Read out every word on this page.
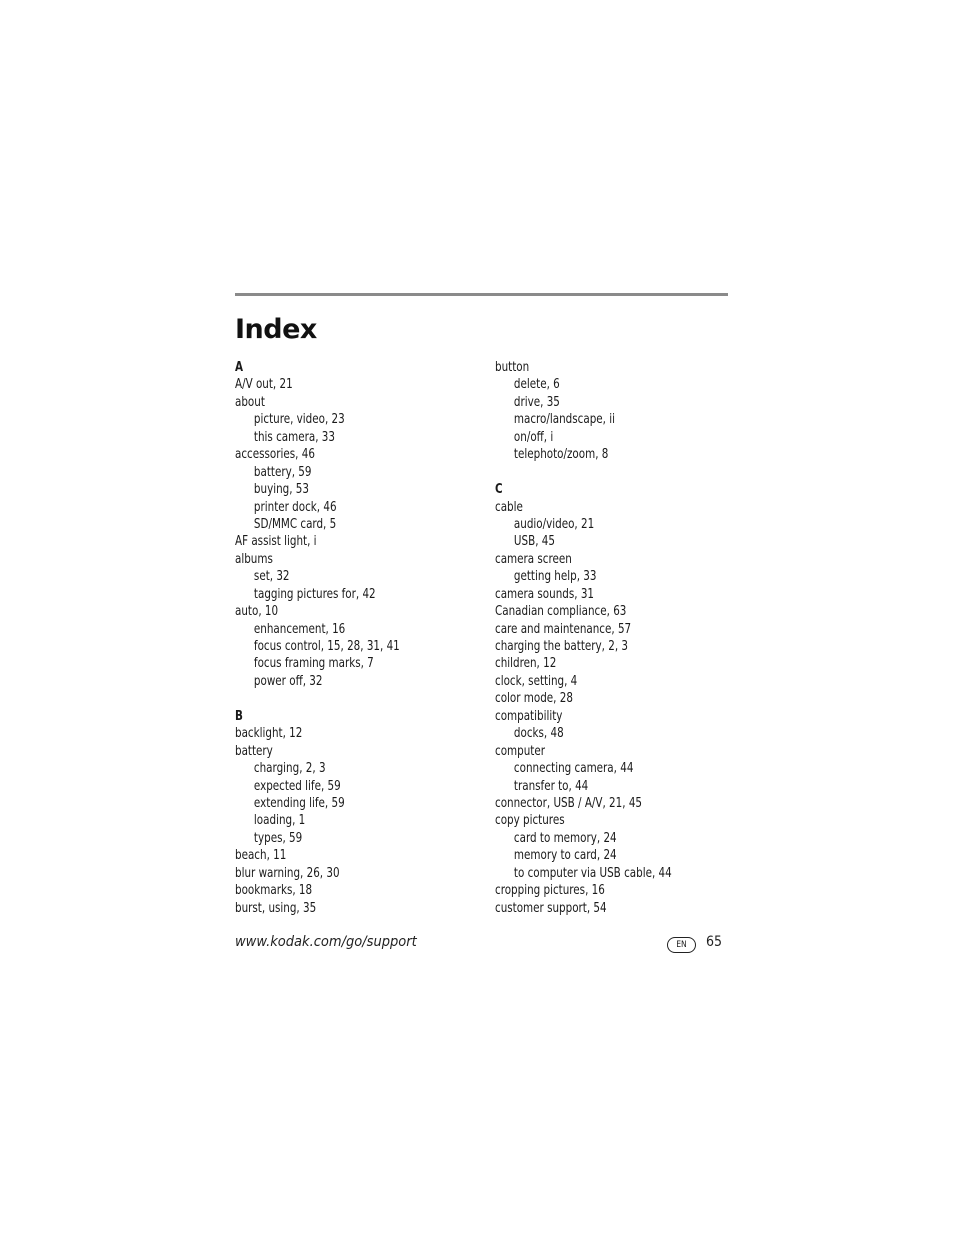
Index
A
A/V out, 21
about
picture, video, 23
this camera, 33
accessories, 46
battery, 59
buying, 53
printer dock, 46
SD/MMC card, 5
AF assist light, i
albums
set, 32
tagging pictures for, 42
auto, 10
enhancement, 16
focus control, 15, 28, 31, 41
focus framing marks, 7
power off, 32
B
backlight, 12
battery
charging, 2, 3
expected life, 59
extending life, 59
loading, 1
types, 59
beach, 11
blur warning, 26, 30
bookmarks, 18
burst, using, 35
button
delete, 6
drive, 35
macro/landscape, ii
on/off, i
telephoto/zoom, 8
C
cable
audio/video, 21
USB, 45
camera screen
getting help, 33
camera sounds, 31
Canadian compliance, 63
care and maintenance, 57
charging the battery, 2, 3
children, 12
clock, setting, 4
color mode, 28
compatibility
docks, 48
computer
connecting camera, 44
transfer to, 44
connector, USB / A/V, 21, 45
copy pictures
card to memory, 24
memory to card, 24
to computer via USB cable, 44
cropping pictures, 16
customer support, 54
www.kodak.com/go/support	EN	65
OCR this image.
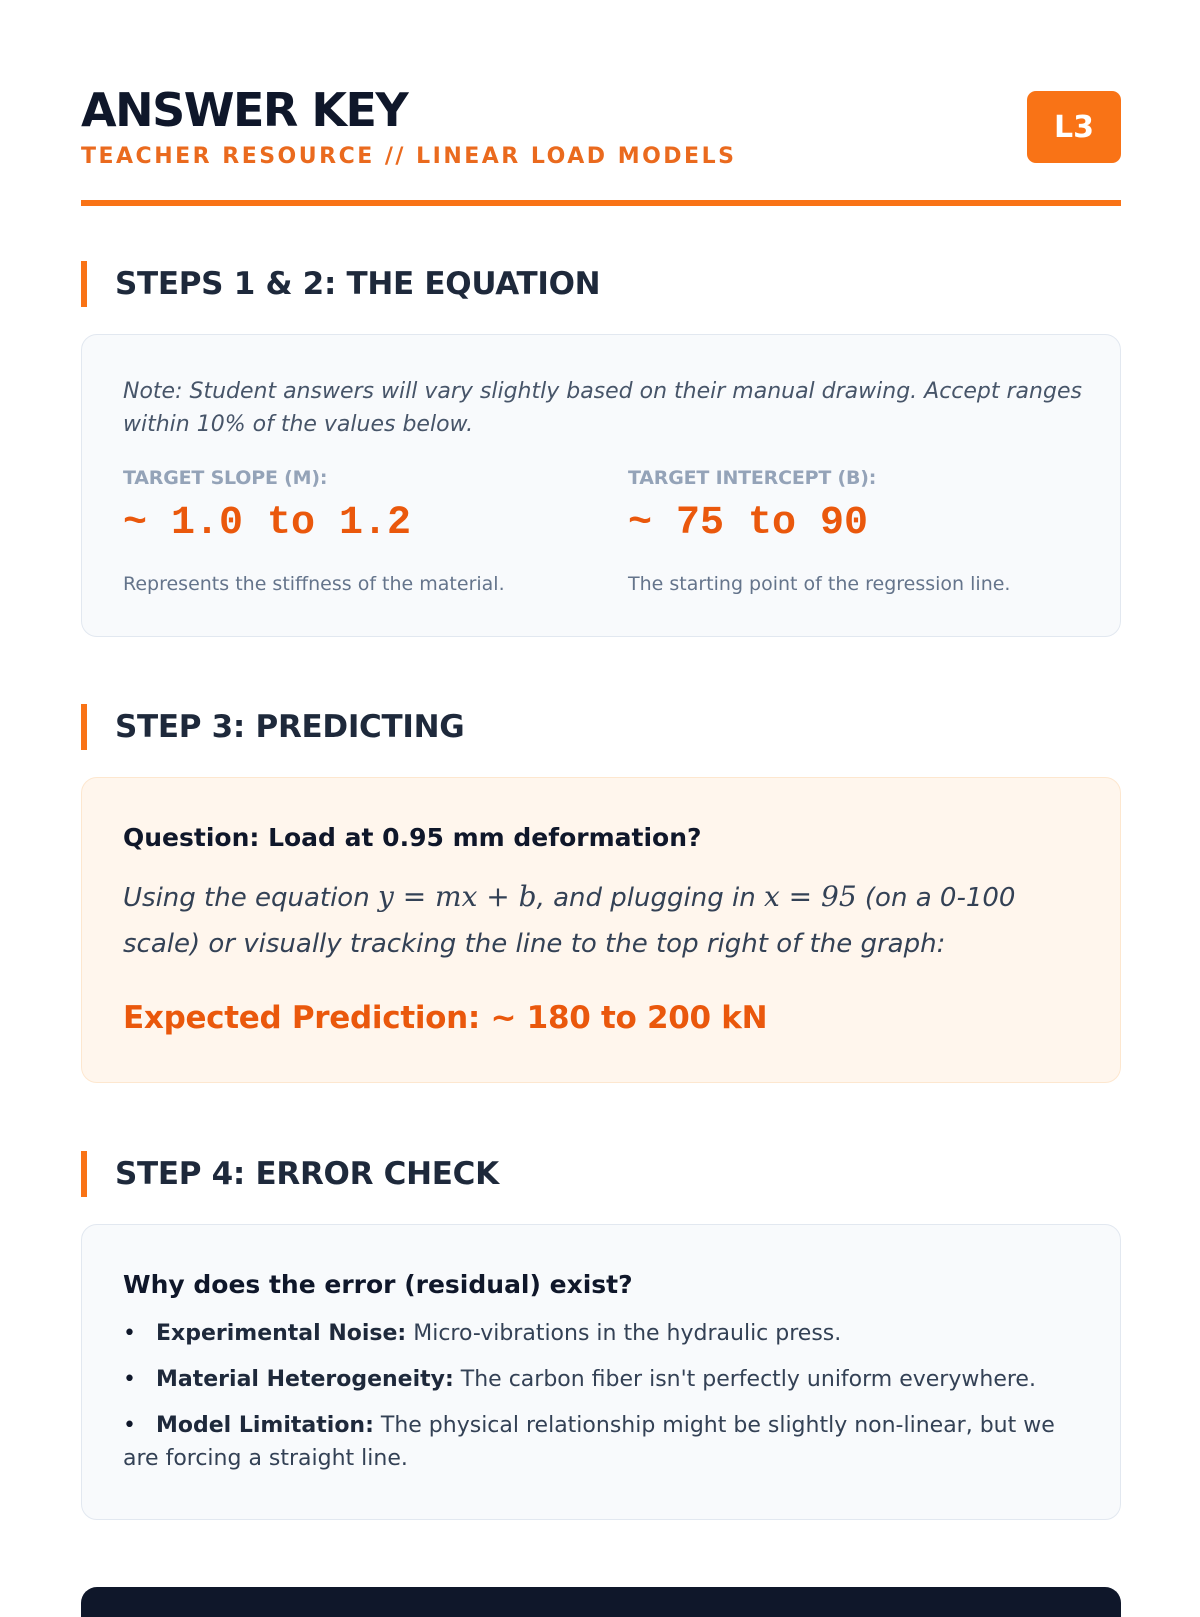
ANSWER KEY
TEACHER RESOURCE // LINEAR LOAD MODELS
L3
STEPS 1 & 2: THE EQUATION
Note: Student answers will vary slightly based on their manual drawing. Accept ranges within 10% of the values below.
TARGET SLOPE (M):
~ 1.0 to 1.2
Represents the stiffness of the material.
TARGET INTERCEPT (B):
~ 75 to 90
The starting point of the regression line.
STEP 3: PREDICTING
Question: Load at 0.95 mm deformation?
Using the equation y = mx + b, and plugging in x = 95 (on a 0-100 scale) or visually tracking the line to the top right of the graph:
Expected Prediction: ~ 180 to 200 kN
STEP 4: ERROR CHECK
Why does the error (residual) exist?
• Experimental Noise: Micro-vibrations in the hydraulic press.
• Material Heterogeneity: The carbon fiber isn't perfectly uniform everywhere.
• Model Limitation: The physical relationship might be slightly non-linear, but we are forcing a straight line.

WHAT TO PRODUCE: Quote the full listing above word for word; exclude every picture from the copy.

ANSWER IN FULL:
Read out every word on this page.
Index
A
A/V out, 21
about
picture, video, 23
this camera, 33
accessories, 46
battery, 59
buying, 53
printer dock, 46
SD/MMC card, 5
AF assist light, i
albums
set, 32
tagging pictures for, 42
auto, 10
enhancement, 16
focus control, 15, 28, 31, 41
focus framing marks, 7
power off, 32
B
backlight, 12
battery
charging, 2, 3
expected life, 59
extending life, 59
loading, 1
types, 59
beach, 11
blur warning, 26, 30
bookmarks, 18
burst, using, 35
button
delete, 6
drive, 35
macro/landscape, ii
on/off, i
telephoto/zoom, 8
C
cable
audio/video, 21
USB, 45
camera screen
getting help, 33
camera sounds, 31
Canadian compliance, 63
care and maintenance, 57
charging the battery, 2, 3
children, 12
clock, setting, 4
color mode, 28
compatibility
docks, 48
computer
connecting camera, 44
transfer to, 44
connector, USB / A/V, 21, 45
copy pictures
card to memory, 24
memory to card, 24
to computer via USB cable, 44
cropping pictures, 16
customer support, 54
www.kodak.com/go/support	EN	65
OCR this image.
ANSWER KEY
TEACHER RESOURCE // LINEAR LOAD MODELS
L3
STEPS 1 & 2: THE EQUATION
Note: Student answers will vary slightly based on their manual drawing. Accept ranges within 10% of the values below.
TARGET SLOPE (M):
~ 1.0 to 1.2
Represents the stiffness of the material.
TARGET INTERCEPT (B):
~ 75 to 90
The starting point of the regression line.
STEP 3: PREDICTING
Question: Load at 0.95 mm deformation?
Using the equation y = mx + b, and plugging in x = 95 (on a 0-100 scale) or visually tracking the line to the top right of the graph:
Expected Prediction: ~ 180 to 200 kN
STEP 4: ERROR CHECK
Why does the error (residual) exist?
• Experimental Noise: Micro-vibrations in the hydraulic press.
• Material Heterogeneity: The carbon fiber isn't perfectly uniform everywhere.
• Model Limitation: The physical relationship might be slightly non-linear, but we are forcing a straight line.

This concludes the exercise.